_Supplied material:_
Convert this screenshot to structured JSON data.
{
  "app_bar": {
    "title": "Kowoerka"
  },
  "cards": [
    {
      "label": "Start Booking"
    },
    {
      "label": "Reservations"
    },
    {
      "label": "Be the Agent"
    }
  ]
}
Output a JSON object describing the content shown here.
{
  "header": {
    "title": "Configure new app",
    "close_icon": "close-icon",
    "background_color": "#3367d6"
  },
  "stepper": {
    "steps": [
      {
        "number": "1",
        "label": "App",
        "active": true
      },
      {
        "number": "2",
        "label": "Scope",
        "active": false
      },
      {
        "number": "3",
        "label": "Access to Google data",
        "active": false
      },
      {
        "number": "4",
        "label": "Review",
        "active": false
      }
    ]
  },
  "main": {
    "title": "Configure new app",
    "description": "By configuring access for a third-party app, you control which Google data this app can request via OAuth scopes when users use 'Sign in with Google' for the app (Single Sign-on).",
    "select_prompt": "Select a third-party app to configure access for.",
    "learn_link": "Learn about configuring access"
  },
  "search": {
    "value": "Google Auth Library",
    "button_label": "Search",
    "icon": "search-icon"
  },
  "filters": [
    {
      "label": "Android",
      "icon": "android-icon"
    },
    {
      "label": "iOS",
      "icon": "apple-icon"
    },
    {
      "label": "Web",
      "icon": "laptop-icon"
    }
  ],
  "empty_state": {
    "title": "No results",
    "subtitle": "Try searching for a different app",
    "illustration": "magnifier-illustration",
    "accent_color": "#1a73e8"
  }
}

_Written task:_
Faithfully reproduce all of the records, character for character.

_The output:_
Convert this screenshot to structured JSON data.
{
  "app_bar": {
    "title": "Kowoerka"
  },
  "cards": [
    {
      "label": "Start Booking"
    },
    {
      "label": "Reservations"
    },
    {
      "label": "Be the Agent"
    }
  ]
}
Output a JSON object describing the content shown here.
{
  "header": {
    "title": "Configure new app",
    "close_icon": "close-icon",
    "background_color": "#3367d6"
  },
  "stepper": {
    "steps": [
      {
        "number": "1",
        "label": "App",
        "active": true
      },
      {
        "number": "2",
        "label": "Scope",
        "active": false
      },
      {
        "number": "3",
        "label": "Access to Google data",
        "active": false
      },
      {
        "number": "4",
        "label": "Review",
        "active": false
      }
    ]
  },
  "main": {
    "title": "Configure new app",
    "description": "By configuring access for a third-party app, you control which Google data this app can request via OAuth scopes when users use 'Sign in with Google' for the app (Single Sign-on).",
    "select_prompt": "Select a third-party app to configure access for.",
    "learn_link": "Learn about configuring access"
  },
  "search": {
    "value": "Google Auth Library",
    "button_label": "Search",
    "icon": "search-icon"
  },
  "filters": [
    {
      "label": "Android",
      "icon": "android-icon"
    },
    {
      "label": "iOS",
      "icon": "apple-icon"
    },
    {
      "label": "Web",
      "icon": "laptop-icon"
    }
  ],
  "empty_state": {
    "title": "No results",
    "subtitle": "Try searching for a different app",
    "illustration": "magnifier-illustration",
    "accent_color": "#1a73e8"
  }
}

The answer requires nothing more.